> _EXERCISE DETAILS_
Select all lines in the records that include "Mshowto".

□ □ □ □

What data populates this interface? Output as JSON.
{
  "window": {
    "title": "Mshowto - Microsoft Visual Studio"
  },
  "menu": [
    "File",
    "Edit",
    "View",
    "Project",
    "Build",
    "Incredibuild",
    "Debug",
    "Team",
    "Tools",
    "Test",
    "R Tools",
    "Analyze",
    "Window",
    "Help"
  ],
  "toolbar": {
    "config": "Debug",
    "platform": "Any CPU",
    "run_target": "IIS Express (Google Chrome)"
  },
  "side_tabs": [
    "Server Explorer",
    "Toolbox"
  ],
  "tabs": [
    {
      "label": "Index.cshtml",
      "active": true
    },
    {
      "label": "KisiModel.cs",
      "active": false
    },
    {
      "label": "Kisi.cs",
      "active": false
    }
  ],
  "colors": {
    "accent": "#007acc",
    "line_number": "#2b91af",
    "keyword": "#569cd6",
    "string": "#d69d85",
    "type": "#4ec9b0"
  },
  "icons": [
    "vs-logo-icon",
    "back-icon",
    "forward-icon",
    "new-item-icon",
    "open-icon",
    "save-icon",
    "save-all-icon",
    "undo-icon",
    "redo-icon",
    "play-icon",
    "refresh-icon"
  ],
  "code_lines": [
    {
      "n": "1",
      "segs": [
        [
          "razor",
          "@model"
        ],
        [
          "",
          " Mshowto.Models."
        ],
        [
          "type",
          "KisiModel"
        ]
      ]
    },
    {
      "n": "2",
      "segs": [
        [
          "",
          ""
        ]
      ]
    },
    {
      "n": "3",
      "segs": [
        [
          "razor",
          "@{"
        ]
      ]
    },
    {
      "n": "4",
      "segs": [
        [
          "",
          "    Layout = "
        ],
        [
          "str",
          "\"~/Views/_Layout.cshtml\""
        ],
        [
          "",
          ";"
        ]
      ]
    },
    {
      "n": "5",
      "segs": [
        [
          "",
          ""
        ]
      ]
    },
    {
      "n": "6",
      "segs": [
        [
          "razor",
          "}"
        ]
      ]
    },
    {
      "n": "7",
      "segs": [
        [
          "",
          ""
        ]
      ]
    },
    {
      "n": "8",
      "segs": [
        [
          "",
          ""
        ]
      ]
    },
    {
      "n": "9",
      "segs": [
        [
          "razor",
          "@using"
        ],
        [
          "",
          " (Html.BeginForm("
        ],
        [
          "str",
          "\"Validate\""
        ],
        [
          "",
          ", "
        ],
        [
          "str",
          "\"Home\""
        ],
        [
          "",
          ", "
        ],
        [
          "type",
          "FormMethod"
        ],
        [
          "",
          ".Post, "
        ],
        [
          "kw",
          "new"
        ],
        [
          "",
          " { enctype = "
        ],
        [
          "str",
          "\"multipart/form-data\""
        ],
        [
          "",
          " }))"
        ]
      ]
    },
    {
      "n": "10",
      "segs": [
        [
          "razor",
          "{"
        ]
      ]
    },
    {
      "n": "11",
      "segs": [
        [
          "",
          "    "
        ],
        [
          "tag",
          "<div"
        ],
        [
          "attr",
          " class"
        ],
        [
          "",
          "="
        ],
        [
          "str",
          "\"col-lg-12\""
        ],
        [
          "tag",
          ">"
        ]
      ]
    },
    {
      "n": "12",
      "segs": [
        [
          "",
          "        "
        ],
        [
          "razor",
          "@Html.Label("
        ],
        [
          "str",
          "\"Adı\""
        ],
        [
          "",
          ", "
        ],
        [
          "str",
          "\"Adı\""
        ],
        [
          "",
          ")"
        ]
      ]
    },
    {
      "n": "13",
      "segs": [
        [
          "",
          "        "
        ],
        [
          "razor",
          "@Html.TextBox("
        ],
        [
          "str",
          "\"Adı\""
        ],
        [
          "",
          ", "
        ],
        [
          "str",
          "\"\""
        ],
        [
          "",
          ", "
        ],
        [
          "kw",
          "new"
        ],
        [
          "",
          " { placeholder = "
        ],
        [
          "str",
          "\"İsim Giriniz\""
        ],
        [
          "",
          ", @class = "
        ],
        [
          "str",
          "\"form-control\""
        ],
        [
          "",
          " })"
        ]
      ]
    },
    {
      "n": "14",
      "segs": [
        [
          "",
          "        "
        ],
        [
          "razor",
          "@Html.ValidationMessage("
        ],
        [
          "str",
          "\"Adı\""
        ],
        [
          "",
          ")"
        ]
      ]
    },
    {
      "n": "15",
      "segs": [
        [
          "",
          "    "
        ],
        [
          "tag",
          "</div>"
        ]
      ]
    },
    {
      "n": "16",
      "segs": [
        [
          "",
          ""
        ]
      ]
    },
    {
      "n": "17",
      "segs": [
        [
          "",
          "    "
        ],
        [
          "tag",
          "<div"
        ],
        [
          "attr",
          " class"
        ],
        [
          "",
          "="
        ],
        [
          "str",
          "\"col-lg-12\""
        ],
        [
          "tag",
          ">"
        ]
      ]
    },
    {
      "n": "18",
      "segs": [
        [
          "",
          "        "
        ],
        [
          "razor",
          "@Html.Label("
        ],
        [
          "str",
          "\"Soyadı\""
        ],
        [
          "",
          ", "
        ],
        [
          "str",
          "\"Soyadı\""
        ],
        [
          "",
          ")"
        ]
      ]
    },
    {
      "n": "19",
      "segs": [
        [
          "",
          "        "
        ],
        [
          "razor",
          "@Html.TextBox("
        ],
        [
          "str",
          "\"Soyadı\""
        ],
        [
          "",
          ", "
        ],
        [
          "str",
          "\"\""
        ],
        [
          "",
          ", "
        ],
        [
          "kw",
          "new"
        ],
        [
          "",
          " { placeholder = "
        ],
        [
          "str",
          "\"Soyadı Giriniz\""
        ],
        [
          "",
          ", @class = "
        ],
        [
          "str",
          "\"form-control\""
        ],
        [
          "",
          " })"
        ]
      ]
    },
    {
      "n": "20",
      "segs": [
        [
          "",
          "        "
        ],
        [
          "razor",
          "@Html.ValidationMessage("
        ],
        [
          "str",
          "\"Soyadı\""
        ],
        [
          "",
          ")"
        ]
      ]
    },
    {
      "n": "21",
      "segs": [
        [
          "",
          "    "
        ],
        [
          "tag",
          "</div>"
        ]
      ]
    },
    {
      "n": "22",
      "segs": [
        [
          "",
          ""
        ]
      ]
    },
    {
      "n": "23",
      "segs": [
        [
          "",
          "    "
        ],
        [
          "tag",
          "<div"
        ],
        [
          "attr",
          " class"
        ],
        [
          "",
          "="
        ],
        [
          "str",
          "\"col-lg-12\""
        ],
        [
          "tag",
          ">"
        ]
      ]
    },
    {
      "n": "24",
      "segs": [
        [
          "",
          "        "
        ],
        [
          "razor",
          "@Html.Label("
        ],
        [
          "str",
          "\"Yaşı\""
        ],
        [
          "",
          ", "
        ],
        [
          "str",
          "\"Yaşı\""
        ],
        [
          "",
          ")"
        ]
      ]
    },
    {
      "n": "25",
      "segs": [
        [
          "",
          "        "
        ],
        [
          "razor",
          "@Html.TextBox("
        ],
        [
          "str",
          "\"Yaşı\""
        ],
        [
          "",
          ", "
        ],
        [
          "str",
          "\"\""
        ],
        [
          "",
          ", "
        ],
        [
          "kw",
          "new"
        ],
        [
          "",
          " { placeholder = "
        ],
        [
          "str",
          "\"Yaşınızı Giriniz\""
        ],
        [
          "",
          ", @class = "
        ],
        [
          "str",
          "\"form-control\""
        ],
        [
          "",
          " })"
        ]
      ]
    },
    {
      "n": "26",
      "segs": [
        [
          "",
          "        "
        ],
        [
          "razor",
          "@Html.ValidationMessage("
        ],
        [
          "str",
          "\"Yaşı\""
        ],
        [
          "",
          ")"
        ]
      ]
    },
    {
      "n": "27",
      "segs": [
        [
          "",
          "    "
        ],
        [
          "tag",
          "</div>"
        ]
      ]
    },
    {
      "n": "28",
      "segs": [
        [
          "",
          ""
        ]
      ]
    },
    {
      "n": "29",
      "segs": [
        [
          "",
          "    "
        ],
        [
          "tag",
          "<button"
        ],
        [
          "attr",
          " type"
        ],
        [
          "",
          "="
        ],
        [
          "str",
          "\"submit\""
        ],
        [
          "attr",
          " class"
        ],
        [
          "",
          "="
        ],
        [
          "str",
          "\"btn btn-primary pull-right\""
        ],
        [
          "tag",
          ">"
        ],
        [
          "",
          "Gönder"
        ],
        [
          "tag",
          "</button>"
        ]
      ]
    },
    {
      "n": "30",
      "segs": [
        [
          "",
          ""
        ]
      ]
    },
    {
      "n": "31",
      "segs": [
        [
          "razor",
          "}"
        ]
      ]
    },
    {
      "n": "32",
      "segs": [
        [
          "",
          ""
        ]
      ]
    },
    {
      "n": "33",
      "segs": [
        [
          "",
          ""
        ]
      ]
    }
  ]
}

□ □ □ □

> _FINISHED TASK_
    "title": "Mshowto - Microsoft Visual Studio"
          " Mshowto.Models."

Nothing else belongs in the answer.